-- Start MATERIALS PROVIDED --

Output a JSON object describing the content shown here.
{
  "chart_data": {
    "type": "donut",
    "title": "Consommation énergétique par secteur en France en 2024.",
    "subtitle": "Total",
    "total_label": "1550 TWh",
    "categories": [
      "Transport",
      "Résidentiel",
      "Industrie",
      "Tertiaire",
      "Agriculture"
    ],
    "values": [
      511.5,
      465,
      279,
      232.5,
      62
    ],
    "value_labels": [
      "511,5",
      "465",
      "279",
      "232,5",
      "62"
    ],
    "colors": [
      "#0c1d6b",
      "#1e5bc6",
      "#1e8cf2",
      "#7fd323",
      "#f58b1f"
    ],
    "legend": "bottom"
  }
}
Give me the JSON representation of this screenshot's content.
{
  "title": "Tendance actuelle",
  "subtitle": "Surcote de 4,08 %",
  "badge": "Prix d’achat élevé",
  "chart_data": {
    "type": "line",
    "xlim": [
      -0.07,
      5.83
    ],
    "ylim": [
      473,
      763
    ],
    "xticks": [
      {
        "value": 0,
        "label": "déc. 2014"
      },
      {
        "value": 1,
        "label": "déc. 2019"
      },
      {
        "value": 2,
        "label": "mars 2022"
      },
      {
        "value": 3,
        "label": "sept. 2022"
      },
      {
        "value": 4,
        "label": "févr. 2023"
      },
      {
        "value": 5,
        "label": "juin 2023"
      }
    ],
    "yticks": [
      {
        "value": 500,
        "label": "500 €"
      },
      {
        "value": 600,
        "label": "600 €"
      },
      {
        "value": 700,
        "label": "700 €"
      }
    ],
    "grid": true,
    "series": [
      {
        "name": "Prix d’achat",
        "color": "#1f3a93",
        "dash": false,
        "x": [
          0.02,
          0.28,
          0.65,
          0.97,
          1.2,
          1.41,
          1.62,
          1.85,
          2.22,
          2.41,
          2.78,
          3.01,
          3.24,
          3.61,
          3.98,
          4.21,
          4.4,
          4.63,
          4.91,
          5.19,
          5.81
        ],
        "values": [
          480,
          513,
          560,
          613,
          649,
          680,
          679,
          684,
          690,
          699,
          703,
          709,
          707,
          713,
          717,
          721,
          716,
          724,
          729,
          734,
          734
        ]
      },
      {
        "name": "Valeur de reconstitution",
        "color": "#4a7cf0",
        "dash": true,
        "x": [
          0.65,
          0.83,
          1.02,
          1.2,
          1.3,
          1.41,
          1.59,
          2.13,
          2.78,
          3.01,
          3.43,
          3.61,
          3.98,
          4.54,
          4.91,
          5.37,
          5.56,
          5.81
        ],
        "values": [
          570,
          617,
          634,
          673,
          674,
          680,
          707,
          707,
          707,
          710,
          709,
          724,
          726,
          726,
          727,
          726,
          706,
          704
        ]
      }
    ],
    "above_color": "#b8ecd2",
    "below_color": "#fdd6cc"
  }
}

-- End MATERIALS PROVIDED --

## EXERCISE
Only the number is wanted: how many lines above include the word "subtitle"?

## RESPONSE TO THE TASK
2